Set problem.
Report each line of the data that includes the word "room".
— begin Extracted entries —
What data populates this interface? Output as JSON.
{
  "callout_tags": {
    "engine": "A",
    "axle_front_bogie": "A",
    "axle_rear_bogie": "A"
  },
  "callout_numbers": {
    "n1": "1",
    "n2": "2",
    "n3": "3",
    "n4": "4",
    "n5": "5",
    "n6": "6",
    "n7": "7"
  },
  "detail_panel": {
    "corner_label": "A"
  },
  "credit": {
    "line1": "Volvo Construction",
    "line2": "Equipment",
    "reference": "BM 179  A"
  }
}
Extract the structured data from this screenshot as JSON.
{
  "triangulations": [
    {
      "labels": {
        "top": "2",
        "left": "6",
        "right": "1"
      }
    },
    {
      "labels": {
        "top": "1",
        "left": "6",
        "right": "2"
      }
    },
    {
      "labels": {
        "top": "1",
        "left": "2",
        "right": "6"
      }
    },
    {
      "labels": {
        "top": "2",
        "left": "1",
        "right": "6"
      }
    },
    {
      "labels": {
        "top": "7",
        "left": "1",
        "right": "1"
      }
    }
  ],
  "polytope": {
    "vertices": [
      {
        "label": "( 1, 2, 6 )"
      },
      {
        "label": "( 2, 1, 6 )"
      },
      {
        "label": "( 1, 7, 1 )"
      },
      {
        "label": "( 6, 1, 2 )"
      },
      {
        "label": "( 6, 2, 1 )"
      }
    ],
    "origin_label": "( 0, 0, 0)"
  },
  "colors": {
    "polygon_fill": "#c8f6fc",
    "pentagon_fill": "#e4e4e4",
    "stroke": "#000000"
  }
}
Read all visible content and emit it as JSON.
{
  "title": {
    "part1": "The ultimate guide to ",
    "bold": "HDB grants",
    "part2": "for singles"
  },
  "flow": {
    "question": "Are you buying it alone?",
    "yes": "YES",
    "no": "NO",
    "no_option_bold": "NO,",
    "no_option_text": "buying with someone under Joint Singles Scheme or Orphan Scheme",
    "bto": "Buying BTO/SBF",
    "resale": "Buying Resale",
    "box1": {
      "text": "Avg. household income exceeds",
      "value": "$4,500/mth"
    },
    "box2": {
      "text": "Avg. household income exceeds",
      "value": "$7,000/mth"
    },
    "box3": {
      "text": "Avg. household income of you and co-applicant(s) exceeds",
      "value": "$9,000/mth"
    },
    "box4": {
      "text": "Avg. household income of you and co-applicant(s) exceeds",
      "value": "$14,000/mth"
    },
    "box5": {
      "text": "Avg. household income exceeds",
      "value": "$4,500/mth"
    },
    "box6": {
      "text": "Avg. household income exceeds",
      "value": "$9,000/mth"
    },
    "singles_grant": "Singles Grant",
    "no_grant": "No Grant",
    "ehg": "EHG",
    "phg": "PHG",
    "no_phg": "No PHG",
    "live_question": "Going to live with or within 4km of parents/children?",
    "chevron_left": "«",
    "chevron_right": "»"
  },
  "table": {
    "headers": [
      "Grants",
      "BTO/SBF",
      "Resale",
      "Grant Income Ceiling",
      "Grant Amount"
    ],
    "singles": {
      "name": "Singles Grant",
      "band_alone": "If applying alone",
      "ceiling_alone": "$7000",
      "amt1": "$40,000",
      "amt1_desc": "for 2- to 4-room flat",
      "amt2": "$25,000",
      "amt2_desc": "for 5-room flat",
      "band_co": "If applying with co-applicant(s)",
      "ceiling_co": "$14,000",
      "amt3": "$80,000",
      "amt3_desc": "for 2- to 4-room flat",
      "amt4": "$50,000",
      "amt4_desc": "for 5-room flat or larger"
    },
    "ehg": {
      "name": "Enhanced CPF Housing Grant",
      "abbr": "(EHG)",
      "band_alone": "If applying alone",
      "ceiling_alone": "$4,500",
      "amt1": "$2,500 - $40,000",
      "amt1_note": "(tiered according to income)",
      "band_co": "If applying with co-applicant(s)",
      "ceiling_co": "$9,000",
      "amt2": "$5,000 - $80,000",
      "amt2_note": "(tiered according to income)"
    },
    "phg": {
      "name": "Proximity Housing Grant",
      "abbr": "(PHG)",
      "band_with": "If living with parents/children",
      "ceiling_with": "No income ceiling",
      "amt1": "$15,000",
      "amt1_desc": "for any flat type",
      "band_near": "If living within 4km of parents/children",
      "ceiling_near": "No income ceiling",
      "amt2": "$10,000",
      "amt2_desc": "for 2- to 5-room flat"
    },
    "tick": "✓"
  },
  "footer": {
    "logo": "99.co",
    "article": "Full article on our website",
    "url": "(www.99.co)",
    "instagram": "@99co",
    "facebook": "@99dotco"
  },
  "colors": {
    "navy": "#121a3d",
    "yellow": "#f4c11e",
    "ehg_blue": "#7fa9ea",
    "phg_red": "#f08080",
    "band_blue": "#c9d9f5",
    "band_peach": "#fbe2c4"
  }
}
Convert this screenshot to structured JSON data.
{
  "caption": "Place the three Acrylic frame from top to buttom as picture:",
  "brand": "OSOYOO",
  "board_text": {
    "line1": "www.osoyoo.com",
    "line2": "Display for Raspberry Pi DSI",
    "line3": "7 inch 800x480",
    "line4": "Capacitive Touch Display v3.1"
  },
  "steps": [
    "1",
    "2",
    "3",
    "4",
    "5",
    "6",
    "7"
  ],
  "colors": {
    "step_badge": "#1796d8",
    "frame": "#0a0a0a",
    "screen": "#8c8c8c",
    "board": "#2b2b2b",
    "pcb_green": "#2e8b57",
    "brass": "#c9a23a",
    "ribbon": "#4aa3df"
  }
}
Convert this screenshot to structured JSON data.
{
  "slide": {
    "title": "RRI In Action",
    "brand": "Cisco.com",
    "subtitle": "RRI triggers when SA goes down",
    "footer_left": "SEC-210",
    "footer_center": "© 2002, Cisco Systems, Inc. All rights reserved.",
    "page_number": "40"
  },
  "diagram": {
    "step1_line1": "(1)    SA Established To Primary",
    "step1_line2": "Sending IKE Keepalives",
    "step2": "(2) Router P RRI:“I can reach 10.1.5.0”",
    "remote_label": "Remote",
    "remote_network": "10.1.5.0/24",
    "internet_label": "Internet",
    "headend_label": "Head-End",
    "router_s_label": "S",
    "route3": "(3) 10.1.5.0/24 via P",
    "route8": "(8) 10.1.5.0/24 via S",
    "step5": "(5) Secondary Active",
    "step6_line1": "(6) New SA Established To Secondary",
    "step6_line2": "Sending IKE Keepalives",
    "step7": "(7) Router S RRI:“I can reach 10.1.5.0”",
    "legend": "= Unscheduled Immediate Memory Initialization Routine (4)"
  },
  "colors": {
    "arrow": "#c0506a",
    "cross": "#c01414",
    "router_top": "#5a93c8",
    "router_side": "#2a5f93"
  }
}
— end Extracted entries —
Answer in full.
      "amt1_desc": "for 2- to 4-room flat",
      "amt2_desc": "for 5-room flat",
      "amt3_desc": "for 2- to 4-room flat",
      "amt4_desc": "for 5-room flat or larger"
      "amt2_desc": "for 2- to 5-room flat"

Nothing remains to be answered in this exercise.